• [Selected text]
^^^^^^^^

# My Burl



## jookey2003 (May 29, 2016)

I found it in the lake as driftwood and need help

 I

Reactions: Like 1 | EyeCandy! 2 | Way Cool 2


----------



## ripjack13 (May 29, 2016)

Do you have access to a chain saw? Bandsaw? Sawzall? Cut it up. Sand the edges of it to get it nice n smooth. Then we will be able to better tell you what it is. As it sits now, it could be any kind of tree that surrounds the lake. Speaking of, which one was it?

What are your plans for it? Just selling and move on? Or sticking around and making something crazy beautiful out of it, and more....??


----------



## jookey2003 (May 29, 2016)

ripjack13 said:


> Do you have access to a chain saw? Bandsaw? Sawzall? Cut it up. Sand the edges of it to get it nice n smooth. Then we will be able to better tell you what it is. As it sits now, it could be any kind of tree that surrounds the lake. Speaking of, which one was it?
> 
> What are your plans for it? Just selling and move on? Or sticking around and making something crazy beautiful out of it, and more....??


I'm not sure of my plans... I'm working on it, but sanding it as a whole takes forever! So far, I haven't cut in....
I found it in Pelican Lake located in West Central MN. It was already smooth when I found it.

If I keep it I'd make something crazy cool.....but afraid I'd never be done sanding.
I've had a couple offers and Im wondering if im dum to pass them up




in this pic I just set it on another piece of driftwood I have


----------



## ripjack13 (May 29, 2016)

Wow...that's a better pic. I'd keep it. (And in one piece) If you have room...that is a great looking piece.

^^^^^^^^

• [Listings of boxed layout items]
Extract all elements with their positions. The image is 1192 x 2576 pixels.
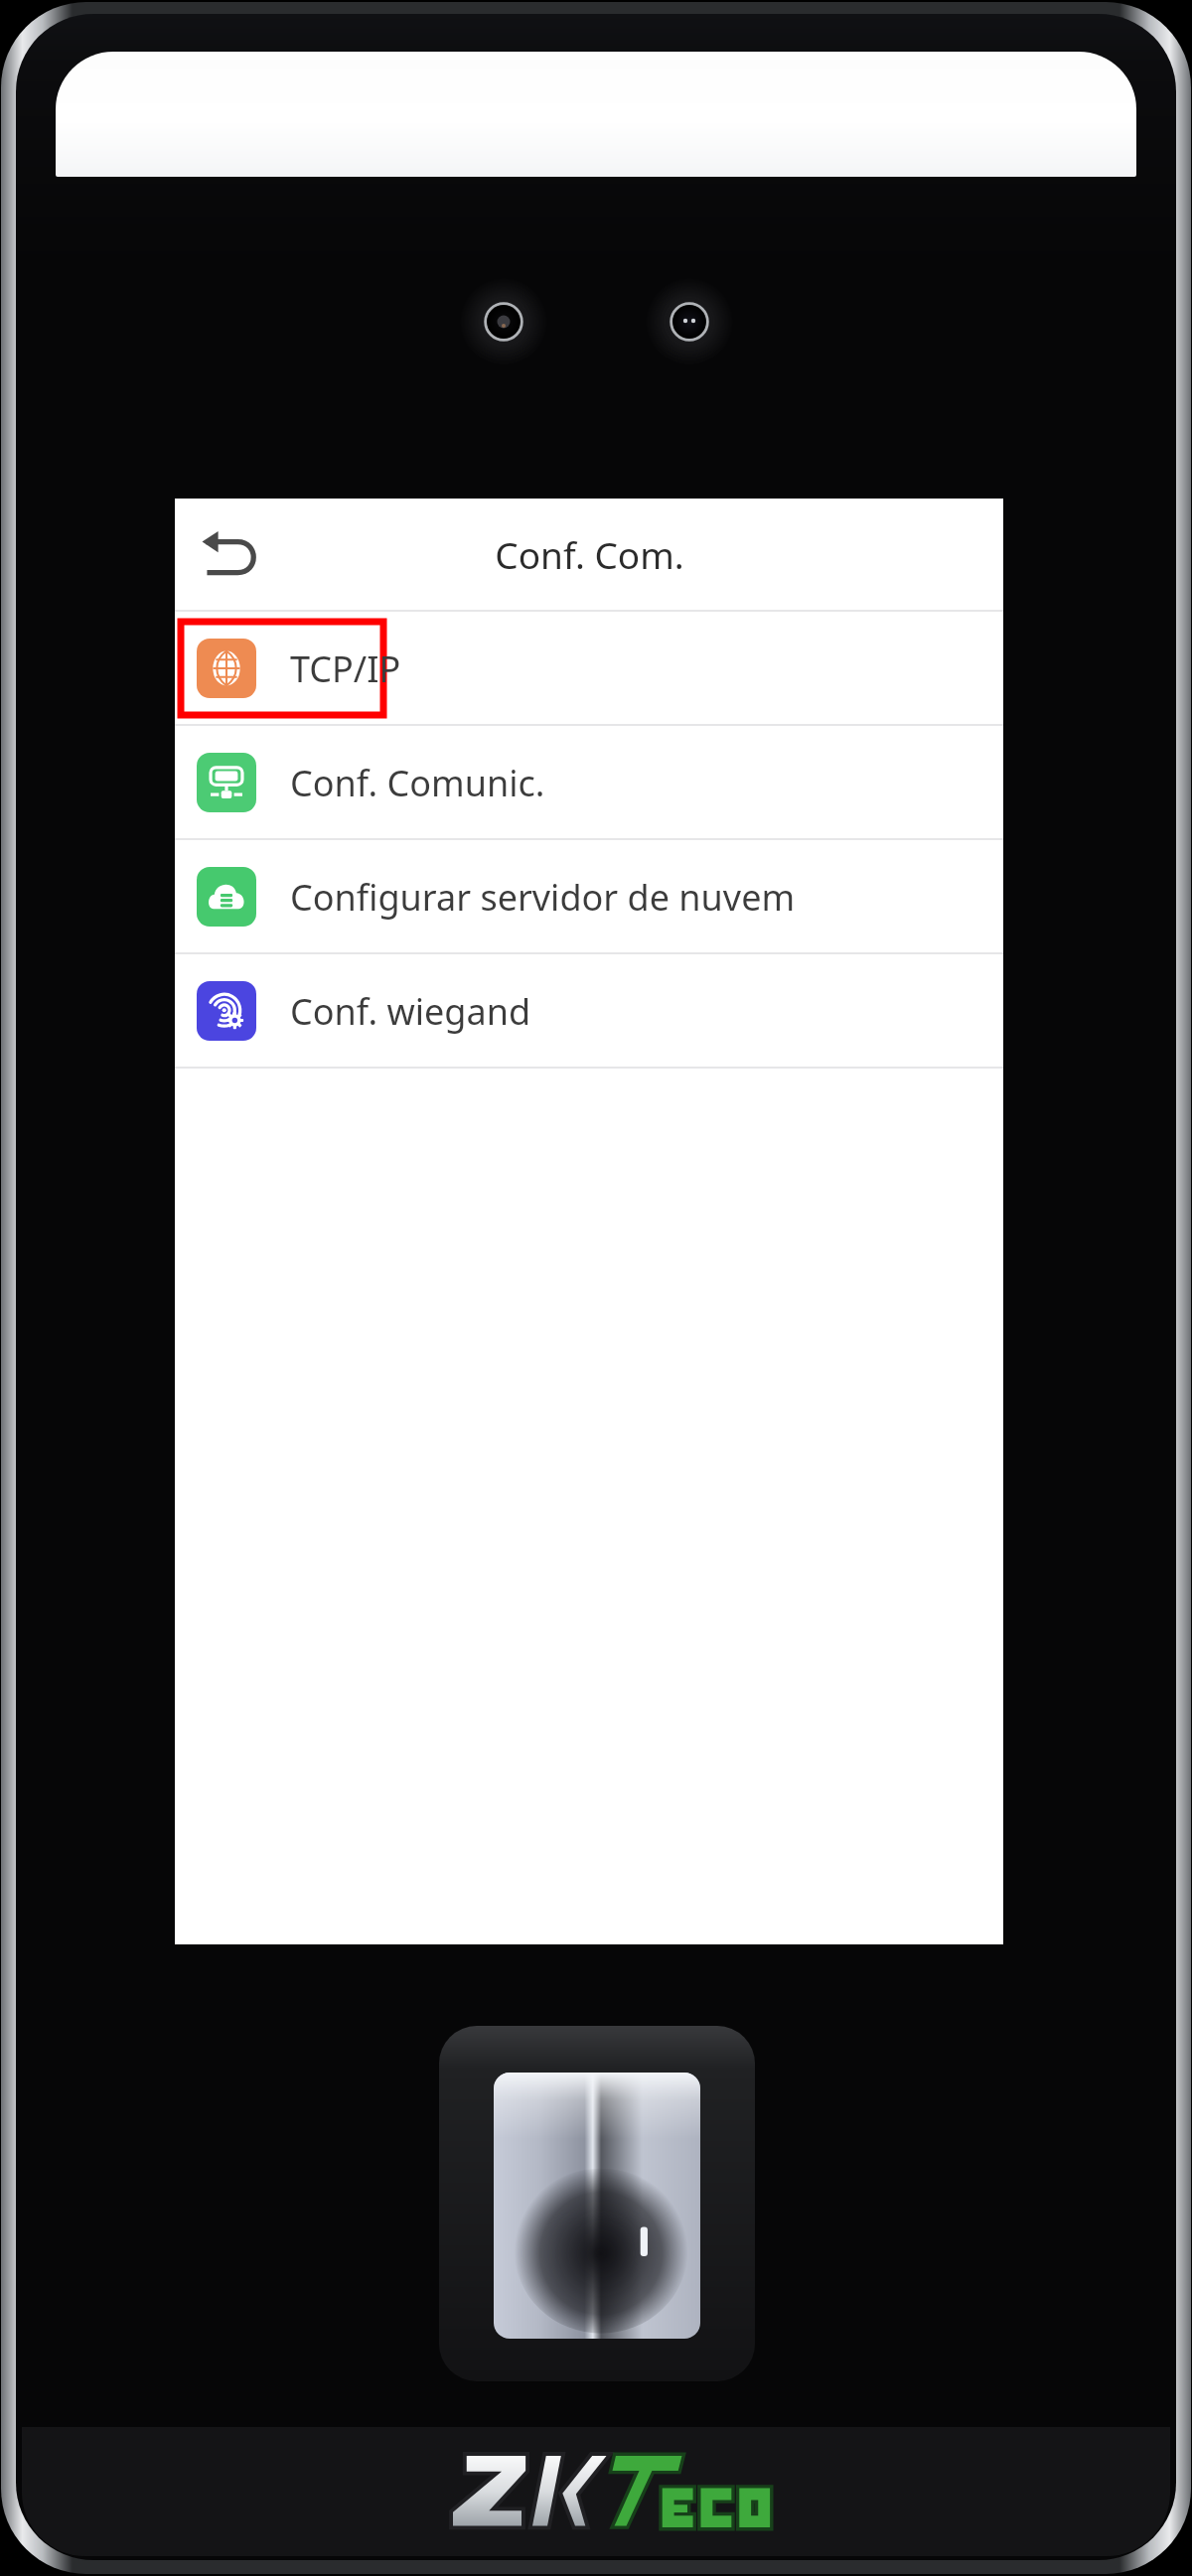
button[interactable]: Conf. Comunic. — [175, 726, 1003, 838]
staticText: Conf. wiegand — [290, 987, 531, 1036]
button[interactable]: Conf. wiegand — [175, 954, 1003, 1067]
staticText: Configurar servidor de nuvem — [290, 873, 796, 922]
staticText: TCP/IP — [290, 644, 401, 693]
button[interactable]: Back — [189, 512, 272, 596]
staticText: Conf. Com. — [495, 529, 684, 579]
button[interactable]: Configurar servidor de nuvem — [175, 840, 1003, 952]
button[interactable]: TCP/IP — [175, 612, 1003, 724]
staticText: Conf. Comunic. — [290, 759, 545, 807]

^^^^^^^^

• [Directives]
(1) According to the burl thread, in which lake was the burl found?
(2) Show every line of the records that contains the string "servidor".
The records have no connection to the burl thread.

• [Task-by-task outputs]
(1) Pelican Lake, in West Central MN.

(2)
staticText: Configurar servidor de nuvem — [290, 873, 796, 922]
button[interactable]: Configurar servidor de nuvem — [175, 840, 1003, 952]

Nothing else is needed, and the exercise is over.